Go through the material below and copy all lines with "expresión".

==== Extracted entries

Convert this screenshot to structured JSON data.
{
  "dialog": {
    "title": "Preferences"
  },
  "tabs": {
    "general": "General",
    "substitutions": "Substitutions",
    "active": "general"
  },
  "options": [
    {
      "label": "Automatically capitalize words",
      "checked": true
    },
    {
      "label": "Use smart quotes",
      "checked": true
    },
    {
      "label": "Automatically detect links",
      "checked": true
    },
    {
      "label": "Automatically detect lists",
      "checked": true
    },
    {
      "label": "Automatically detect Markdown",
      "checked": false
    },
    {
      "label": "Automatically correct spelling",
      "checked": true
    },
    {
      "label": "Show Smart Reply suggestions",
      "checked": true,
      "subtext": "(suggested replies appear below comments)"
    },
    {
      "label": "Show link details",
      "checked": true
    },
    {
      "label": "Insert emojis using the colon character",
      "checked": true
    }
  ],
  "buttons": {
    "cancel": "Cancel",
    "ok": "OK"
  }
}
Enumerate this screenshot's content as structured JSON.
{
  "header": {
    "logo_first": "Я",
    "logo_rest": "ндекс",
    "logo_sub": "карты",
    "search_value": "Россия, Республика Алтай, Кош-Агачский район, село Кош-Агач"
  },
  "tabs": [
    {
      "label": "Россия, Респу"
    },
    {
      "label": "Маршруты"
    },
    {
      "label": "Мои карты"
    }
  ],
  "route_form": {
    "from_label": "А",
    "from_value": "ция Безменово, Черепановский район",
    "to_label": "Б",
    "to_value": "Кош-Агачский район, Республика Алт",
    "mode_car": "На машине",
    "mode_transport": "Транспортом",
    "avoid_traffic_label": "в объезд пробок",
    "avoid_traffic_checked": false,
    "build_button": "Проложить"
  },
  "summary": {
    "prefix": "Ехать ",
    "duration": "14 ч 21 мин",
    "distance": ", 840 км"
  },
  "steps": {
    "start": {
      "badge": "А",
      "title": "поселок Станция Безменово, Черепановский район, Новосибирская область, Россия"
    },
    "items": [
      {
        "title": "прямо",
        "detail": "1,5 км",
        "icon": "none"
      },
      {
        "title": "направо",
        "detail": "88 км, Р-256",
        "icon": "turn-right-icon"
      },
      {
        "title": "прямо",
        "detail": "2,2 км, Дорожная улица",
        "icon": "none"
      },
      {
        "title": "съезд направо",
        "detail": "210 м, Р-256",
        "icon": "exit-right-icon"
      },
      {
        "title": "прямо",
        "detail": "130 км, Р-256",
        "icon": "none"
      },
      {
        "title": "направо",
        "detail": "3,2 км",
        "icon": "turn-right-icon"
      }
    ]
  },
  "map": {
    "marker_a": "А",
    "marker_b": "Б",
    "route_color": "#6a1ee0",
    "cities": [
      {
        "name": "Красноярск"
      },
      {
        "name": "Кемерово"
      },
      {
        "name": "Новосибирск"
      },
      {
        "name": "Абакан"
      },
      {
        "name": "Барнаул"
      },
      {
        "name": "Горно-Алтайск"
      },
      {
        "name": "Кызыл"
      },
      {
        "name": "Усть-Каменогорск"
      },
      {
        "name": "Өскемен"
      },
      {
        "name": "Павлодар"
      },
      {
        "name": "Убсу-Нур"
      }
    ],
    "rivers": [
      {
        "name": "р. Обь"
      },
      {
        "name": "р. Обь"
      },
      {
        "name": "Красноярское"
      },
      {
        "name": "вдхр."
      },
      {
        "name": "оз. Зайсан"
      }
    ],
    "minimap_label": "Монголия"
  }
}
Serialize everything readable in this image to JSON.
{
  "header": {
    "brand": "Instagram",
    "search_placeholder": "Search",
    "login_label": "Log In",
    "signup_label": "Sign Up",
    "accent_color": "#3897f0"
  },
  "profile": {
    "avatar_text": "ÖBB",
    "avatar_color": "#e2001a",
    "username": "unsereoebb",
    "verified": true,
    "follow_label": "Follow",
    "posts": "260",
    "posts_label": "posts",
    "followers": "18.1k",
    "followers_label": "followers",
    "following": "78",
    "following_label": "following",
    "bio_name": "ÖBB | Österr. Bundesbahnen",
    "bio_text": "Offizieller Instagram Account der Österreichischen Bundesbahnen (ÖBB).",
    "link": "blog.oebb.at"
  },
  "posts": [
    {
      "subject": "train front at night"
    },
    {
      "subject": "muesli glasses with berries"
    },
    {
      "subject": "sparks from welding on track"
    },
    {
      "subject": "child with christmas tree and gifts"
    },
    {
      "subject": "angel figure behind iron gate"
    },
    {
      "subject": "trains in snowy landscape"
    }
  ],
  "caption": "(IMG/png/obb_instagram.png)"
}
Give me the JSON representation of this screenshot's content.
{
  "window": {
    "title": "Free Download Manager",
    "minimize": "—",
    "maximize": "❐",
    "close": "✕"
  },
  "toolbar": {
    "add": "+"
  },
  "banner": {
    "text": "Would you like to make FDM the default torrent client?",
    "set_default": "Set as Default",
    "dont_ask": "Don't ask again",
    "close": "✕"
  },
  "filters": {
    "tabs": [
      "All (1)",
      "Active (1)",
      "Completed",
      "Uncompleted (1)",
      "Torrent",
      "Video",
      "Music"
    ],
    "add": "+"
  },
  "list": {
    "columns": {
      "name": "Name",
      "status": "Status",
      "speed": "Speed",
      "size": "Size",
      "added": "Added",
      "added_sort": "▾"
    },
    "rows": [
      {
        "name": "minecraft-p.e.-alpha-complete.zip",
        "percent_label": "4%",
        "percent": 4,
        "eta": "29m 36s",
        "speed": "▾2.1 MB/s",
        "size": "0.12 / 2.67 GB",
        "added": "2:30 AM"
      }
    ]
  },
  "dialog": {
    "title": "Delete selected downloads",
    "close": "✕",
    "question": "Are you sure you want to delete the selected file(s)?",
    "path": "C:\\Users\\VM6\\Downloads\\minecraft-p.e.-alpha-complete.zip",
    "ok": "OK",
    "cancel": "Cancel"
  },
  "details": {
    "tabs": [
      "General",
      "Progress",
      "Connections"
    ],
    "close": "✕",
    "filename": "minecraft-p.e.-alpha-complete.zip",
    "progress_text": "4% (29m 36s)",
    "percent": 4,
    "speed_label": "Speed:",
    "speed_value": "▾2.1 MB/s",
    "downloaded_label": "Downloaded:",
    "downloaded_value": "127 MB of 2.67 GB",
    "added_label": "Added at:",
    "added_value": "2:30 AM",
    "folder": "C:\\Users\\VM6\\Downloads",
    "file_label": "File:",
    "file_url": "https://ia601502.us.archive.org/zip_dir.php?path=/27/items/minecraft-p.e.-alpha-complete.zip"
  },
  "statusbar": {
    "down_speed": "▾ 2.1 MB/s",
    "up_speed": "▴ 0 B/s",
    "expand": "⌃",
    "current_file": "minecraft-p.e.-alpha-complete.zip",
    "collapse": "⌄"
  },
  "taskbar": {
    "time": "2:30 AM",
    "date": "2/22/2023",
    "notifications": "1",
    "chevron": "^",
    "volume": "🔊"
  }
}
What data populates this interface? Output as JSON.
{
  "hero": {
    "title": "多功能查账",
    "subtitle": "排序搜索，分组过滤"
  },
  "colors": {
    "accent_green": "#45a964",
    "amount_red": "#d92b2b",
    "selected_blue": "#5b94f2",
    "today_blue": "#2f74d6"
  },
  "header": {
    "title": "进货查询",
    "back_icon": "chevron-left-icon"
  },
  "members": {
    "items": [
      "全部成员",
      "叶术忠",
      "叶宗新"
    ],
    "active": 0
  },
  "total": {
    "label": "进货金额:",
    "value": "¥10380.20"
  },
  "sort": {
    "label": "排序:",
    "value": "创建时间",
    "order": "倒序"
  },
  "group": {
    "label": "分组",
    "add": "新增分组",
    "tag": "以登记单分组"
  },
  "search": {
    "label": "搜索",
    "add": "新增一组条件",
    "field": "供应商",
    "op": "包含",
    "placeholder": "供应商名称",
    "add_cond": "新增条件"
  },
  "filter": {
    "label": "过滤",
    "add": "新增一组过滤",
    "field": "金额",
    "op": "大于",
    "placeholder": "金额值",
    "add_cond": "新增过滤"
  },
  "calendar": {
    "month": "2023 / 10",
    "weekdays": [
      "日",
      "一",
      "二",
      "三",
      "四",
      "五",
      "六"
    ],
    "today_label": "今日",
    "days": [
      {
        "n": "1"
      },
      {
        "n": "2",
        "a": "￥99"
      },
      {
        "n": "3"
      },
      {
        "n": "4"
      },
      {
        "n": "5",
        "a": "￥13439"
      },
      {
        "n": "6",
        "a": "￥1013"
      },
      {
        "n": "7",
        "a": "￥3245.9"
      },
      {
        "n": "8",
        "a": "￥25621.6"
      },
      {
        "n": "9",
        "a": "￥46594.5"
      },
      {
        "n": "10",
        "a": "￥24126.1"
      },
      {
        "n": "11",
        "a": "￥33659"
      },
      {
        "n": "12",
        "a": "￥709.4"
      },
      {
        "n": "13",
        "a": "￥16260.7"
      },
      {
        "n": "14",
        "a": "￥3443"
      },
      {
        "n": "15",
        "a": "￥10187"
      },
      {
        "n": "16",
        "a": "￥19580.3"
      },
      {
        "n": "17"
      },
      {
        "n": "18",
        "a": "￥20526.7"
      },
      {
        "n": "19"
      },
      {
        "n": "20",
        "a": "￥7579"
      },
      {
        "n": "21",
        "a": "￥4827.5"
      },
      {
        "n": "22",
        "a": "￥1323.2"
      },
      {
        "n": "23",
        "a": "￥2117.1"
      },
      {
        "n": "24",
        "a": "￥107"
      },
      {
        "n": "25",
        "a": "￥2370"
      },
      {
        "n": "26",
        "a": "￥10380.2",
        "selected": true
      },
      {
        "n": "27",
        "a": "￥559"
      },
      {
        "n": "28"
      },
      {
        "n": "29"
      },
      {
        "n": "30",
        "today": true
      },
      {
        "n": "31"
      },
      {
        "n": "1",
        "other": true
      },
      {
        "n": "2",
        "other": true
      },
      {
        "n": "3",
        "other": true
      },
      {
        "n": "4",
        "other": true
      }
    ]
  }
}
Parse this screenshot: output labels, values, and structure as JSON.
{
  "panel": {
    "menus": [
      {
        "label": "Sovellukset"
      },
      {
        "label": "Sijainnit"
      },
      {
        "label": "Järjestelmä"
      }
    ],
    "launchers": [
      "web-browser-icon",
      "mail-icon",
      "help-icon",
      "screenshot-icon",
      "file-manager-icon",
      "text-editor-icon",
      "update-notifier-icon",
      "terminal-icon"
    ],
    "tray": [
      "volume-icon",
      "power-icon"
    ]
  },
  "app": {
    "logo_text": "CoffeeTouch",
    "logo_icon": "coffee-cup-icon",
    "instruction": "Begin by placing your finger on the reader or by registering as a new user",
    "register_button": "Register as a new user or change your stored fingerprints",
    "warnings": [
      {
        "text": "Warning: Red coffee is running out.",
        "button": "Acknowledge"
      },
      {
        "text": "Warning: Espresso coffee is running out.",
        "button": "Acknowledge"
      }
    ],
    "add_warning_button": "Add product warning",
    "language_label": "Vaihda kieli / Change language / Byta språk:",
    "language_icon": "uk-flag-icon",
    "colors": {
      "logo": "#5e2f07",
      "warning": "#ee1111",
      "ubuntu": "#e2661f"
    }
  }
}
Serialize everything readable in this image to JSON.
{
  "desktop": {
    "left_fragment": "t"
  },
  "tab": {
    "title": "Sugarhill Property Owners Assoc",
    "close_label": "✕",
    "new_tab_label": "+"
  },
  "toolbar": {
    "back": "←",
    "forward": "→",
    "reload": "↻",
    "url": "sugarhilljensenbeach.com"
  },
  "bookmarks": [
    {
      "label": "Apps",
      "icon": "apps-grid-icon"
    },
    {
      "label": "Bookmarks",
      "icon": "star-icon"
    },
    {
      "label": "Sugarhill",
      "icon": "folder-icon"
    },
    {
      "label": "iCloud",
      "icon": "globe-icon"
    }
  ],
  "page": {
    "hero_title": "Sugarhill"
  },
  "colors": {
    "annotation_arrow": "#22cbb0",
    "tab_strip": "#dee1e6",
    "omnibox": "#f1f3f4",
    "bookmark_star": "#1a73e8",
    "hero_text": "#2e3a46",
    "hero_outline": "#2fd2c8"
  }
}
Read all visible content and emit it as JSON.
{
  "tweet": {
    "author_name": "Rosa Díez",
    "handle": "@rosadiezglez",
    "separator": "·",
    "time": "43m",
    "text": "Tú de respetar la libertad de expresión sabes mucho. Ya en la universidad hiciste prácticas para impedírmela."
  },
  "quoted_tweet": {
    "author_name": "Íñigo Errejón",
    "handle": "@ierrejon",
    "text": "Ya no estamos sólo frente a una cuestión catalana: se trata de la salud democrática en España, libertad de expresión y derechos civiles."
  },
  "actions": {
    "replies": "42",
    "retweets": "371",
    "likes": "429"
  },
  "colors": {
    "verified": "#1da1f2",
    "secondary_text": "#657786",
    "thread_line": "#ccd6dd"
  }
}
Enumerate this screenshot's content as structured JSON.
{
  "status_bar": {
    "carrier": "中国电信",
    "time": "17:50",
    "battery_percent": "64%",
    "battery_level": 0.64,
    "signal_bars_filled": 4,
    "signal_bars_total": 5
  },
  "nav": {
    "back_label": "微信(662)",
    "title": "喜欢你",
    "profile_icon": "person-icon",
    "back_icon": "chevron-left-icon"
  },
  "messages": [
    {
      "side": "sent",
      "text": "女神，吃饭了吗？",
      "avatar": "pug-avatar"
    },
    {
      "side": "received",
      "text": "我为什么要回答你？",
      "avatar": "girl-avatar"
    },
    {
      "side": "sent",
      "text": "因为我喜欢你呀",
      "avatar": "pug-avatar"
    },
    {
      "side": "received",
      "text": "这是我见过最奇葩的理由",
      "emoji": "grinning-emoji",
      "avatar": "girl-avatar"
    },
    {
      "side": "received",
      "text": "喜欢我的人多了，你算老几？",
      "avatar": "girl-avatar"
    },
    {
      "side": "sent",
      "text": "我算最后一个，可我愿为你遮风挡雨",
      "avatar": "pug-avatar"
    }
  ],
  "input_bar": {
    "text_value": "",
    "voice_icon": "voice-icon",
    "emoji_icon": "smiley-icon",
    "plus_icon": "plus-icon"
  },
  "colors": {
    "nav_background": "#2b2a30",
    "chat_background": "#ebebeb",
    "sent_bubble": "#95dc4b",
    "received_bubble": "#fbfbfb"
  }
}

========

Final result.
    "text": "Tú de respetar la libertad de expresión sabes mucho. Ya en la universidad hiciste prácticas para impedírmela."
    "text": "Ya no estamos sólo frente a una cuestión catalana: se trata de la salud democrática en España, libertad de expresión y derechos civiles."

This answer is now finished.